■ DIRECTIONS: Using the listing below, report all lines holding the word "that".
>> Begin LISTED ENTRIES
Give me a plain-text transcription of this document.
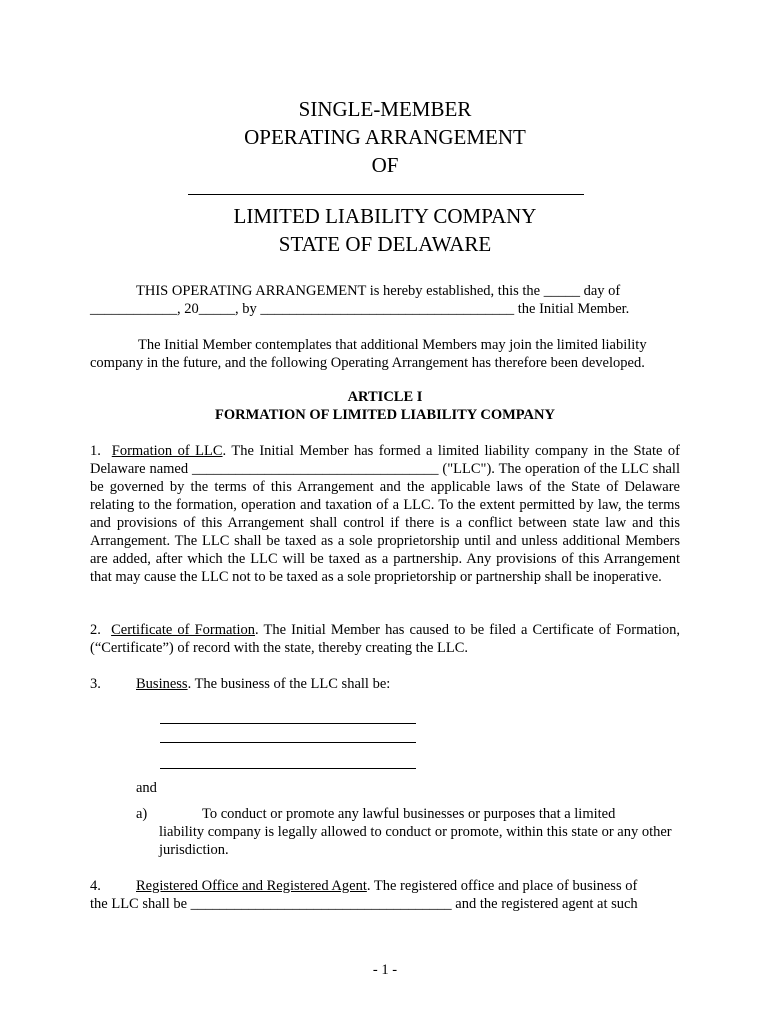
SINGLE-MEMBER
OPERATING ARRANGEMENT
OF
LIMITED LIABILITY COMPANY
STATE OF DELAWARE
THIS OPERATING ARRANGEMENT is hereby established, this the _____ day of
____________, 20_____, by ___________________________________ the Initial Member.
The Initial Member contemplates that additional Members may join the limited liability company in the future, and the following Operating Arrangement has therefore been developed.
ARTICLE I
FORMATION OF LIMITED LIABILITY COMPANY
1. Formation of LLC. The Initial Member has formed a limited liability company in the State of Delaware named __________________________________ ("LLC"). The operation of the LLC shall be governed by the terms of this Arrangement and the applicable laws of the State of Delaware relating to the formation, operation and taxation of a LLC. To the extent permitted by law, the terms and provisions of this Arrangement shall control if there is a conflict between state law and this Arrangement. The LLC shall be taxed as a sole proprietorship until and unless additional Members are added, after which the LLC will be taxed as a partnership. Any provisions of this Arrangement that may cause the LLC not to be taxed as a sole proprietorship or partnership shall be inoperative.
2. Certificate of Formation. The Initial Member has caused to be filed a Certificate of Formation, (“Certificate”) of record with the state, thereby creating the LLC.
3. Business. The business of the LLC shall be:
and
a)	To conduct or promote any lawful businesses or purposes that a limited
liability company is legally allowed to conduct or promote, within this state or any other jurisdiction.
4. Registered Office and Registered Agent. The registered office and place of business of
the LLC shall be ____________________________________ and the registered agent at such
- 1 -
>> End LISTED ENTRIES
■ SOLUTION BELOW:
The Initial Member contemplates that additional Members may join the limited liability company in the future, and the following Operating Arrangement has therefore been developed.
1. Formation of LLC. The Initial Member has formed a limited liability company in the State of Delaware named __________________________________ ("LLC"). The operation of the LLC shall be governed by the terms of this Arrangement and the applicable laws of the State of Delaware relating to the formation, operation and taxation of a LLC. To the extent permitted by law, the terms and provisions of this Arrangement shall control if there is a conflict between state law and this Arrangement. The LLC shall be taxed as a sole proprietorship until and unless additional Members are added, after which the LLC will be taxed as a partnership. Any provisions of this Arrangement that may cause the LLC not to be taxed as a sole proprietorship or partnership shall be inoperative.
a)	To conduct or promote any lawful businesses or purposes that a limited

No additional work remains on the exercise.